Stated task:
Below are the records; copy each line in them that holds the word "阶段练习".

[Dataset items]
/---

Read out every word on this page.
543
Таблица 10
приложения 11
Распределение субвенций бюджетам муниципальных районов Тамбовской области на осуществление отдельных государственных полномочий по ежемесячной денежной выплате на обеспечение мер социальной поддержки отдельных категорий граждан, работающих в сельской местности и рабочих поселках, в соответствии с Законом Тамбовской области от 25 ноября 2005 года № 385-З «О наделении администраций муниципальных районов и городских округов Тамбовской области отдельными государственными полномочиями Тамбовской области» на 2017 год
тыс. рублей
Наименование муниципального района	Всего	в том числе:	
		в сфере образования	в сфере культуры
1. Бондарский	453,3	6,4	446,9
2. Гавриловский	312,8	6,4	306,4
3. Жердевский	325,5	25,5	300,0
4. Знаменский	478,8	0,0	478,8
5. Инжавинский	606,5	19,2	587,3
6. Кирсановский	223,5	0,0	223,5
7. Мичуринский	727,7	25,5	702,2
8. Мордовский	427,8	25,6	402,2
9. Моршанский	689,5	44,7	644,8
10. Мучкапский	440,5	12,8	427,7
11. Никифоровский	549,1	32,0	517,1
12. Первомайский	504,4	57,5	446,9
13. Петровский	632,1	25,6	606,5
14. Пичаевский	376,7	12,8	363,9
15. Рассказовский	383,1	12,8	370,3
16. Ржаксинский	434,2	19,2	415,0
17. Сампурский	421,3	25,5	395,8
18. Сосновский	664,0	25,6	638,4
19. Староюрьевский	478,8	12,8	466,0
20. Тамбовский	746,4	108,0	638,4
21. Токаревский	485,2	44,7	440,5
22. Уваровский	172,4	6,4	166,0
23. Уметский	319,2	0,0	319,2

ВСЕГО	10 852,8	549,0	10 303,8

\---
/---

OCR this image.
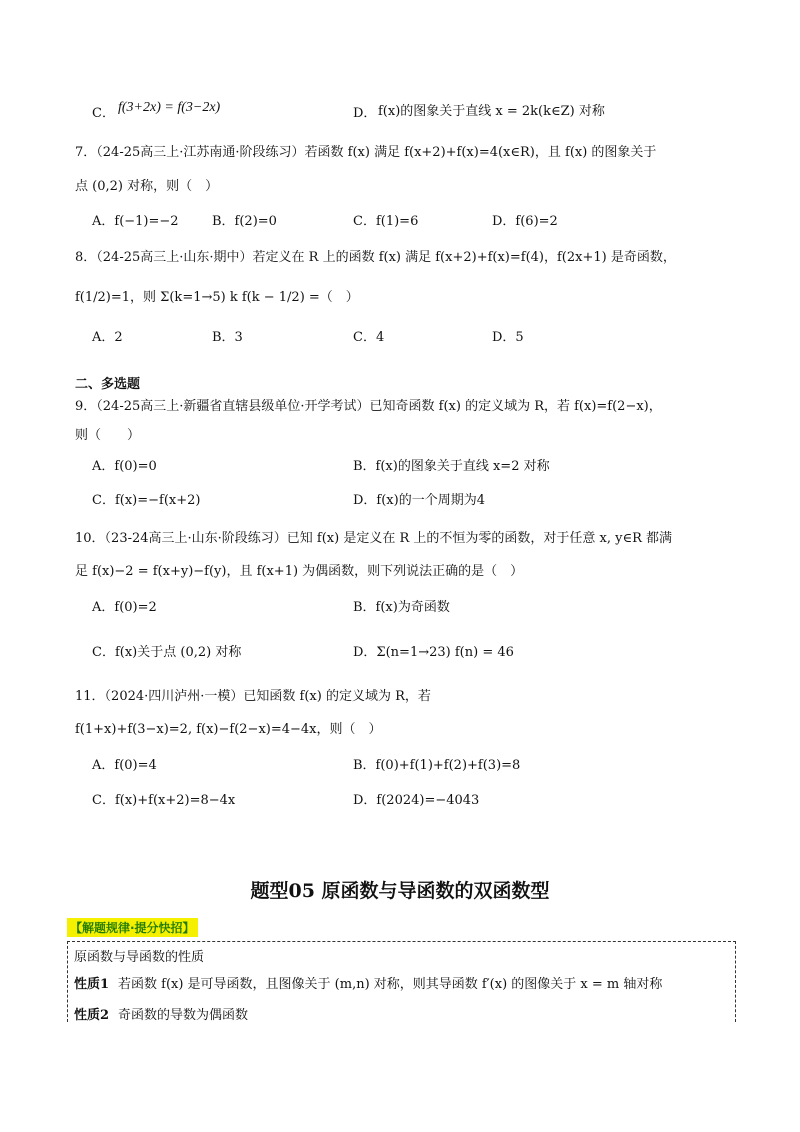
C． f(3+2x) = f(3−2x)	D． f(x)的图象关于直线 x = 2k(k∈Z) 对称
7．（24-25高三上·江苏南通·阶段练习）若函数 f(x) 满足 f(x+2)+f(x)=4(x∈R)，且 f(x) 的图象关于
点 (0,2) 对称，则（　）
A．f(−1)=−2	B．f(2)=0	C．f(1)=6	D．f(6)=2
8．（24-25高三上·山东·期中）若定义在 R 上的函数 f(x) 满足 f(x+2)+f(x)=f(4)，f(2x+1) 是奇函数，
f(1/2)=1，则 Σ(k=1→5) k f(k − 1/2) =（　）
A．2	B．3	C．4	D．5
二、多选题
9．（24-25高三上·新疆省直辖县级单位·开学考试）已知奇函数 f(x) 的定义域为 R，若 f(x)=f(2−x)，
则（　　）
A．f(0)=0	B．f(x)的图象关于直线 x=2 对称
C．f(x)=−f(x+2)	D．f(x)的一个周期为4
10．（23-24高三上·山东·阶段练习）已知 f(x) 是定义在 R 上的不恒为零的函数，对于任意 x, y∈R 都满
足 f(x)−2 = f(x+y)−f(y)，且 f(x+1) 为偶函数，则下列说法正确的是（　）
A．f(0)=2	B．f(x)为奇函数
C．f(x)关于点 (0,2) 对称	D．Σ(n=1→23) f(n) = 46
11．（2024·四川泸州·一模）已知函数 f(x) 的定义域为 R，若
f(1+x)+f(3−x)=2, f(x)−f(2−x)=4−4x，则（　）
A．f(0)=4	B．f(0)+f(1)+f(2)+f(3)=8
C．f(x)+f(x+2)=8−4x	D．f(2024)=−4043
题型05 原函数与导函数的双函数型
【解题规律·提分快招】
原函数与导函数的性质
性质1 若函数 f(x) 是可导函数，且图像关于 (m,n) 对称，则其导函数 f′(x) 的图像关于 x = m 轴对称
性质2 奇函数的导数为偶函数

\---

The answer:
7．（24-25高三上·江苏南通·阶段练习）若函数 f(x) 满足 f(x+2)+f(x)=4(x∈R)，且 f(x) 的图象关于
10．（23-24高三上·山东·阶段练习）已知 f(x) 是定义在 R 上的不恒为零的函数，对于任意 x, y∈R 都满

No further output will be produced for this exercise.